| Given task |
Transcribe the full listing exactly, and drop every picture.

--

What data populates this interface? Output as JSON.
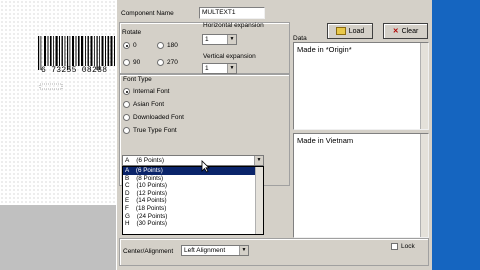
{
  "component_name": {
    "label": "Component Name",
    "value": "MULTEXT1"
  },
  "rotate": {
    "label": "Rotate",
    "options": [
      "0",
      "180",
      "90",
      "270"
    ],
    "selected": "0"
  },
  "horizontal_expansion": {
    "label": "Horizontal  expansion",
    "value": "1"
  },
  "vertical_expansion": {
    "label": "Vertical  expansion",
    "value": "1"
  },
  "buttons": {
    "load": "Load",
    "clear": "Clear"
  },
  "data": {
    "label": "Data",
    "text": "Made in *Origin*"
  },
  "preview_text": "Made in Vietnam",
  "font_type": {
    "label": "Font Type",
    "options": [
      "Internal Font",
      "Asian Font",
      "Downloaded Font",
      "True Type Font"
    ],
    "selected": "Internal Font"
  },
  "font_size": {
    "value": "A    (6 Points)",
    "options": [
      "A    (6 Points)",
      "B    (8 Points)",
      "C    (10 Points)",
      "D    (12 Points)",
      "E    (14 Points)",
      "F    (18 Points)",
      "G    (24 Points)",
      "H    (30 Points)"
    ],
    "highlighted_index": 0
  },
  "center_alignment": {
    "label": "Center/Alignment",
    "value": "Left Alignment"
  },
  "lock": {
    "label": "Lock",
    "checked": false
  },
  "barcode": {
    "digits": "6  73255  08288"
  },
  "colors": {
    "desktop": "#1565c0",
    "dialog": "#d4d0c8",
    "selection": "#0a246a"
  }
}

--

| Expected output |
What data populates this interface? Output as JSON.
{
  "component_name": {
    "label": "Component Name",
    "value": "MULTEXT1"
  },
  "rotate": {
    "label": "Rotate",
    "options": [
      "0",
      "180",
      "90",
      "270"
    ],
    "selected": "0"
  },
  "horizontal_expansion": {
    "label": "Horizontal  expansion",
    "value": "1"
  },
  "vertical_expansion": {
    "label": "Vertical  expansion",
    "value": "1"
  },
  "buttons": {
    "load": "Load",
    "clear": "Clear"
  },
  "data": {
    "label": "Data",
    "text": "Made in *Origin*"
  },
  "preview_text": "Made in Vietnam",
  "font_type": {
    "label": "Font Type",
    "options": [
      "Internal Font",
      "Asian Font",
      "Downloaded Font",
      "True Type Font"
    ],
    "selected": "Internal Font"
  },
  "font_size": {
    "value": "A    (6 Points)",
    "options": [
      "A    (6 Points)",
      "B    (8 Points)",
      "C    (10 Points)",
      "D    (12 Points)",
      "E    (14 Points)",
      "F    (18 Points)",
      "G    (24 Points)",
      "H    (30 Points)"
    ],
    "highlighted_index": 0
  },
  "center_alignment": {
    "label": "Center/Alignment",
    "value": "Left Alignment"
  },
  "lock": {
    "label": "Lock",
    "checked": false
  },
  "barcode": {
    "digits": "6  73255  08288"
  },
  "colors": {
    "desktop": "#1565c0",
    "dialog": "#d4d0c8",
    "selection": "#0a246a"
  }
}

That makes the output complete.